# Instruction
Beginning with the line where "Serialize everything readable" appears, restate the lines word for word through the last one in the listing.

# Extracted records

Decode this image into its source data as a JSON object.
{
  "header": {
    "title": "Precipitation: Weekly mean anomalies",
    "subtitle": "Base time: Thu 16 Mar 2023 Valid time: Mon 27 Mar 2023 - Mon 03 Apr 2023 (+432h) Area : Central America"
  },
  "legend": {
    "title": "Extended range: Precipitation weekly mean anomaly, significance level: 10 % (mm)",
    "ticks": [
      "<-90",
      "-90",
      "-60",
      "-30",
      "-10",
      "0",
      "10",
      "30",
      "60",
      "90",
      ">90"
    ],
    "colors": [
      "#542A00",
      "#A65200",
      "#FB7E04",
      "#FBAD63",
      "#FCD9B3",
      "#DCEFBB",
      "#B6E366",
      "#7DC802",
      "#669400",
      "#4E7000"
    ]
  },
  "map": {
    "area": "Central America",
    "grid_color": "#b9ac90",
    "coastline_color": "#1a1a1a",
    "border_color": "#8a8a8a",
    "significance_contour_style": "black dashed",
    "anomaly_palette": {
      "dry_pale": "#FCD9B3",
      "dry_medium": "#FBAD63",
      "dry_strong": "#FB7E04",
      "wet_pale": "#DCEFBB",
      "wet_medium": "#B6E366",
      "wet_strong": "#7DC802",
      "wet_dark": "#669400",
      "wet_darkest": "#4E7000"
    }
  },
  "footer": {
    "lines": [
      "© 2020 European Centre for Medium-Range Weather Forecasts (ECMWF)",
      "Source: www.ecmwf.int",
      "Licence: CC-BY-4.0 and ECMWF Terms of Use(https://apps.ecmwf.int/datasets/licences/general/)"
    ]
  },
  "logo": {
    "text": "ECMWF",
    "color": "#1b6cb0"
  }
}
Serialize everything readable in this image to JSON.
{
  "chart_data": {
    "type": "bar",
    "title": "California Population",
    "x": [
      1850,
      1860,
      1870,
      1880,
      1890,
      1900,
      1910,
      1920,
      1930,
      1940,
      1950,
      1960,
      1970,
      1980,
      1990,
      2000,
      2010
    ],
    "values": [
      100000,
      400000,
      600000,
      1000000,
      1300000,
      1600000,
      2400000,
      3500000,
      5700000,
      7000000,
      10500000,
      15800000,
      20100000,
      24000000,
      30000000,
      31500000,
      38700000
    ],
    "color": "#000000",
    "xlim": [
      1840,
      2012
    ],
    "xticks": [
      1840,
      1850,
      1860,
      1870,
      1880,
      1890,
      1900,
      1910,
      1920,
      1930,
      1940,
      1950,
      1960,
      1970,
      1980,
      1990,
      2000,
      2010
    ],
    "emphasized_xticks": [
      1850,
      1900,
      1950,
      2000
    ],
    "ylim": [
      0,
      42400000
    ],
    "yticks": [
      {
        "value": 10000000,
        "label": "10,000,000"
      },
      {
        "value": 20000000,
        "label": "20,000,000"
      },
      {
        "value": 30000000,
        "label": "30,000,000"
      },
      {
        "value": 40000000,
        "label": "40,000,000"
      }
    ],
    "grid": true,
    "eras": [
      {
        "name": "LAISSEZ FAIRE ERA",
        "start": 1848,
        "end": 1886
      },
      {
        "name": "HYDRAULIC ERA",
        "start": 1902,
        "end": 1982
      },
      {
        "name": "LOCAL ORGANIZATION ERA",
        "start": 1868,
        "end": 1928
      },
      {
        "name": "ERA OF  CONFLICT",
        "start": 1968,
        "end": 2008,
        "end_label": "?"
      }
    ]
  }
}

# Output of the task
Serialize everything readable in this image to JSON.
{
  "chart_data": {
    "type": "bar",
    "title": "California Population",
    "x": [
      1850,
      1860,
      1870,
      1880,
      1890,
      1900,
      1910,
      1920,
      1930,
      1940,
      1950,
      1960,
      1970,
      1980,
      1990,
      2000,
      2010
    ],
    "values": [
      100000,
      400000,
      600000,
      1000000,
      1300000,
      1600000,
      2400000,
      3500000,
      5700000,
      7000000,
      10500000,
      15800000,
      20100000,
      24000000,
      30000000,
      31500000,
      38700000
    ],
    "color": "#000000",
    "xlim": [
      1840,
      2012
    ],
    "xticks": [
      1840,
      1850,
      1860,
      1870,
      1880,
      1890,
      1900,
      1910,
      1920,
      1930,
      1940,
      1950,
      1960,
      1970,
      1980,
      1990,
      2000,
      2010
    ],
    "emphasized_xticks": [
      1850,
      1900,
      1950,
      2000
    ],
    "ylim": [
      0,
      42400000
    ],
    "yticks": [
      {
        "value": 10000000,
        "label": "10,000,000"
      },
      {
        "value": 20000000,
        "label": "20,000,000"
      },
      {
        "value": 30000000,
        "label": "30,000,000"
      },
      {
        "value": 40000000,
        "label": "40,000,000"
      }
    ],
    "grid": true,
    "eras": [
      {
        "name": "LAISSEZ FAIRE ERA",
        "start": 1848,
        "end": 1886
      },
      {
        "name": "HYDRAULIC ERA",
        "start": 1902,
        "end": 1982
      },
      {
        "name": "LOCAL ORGANIZATION ERA",
        "start": 1868,
        "end": 1928
      },
      {
        "name": "ERA OF  CONFLICT",
        "start": 1968,
        "end": 2008,
        "end_label": "?"
      }
    ]
  }
}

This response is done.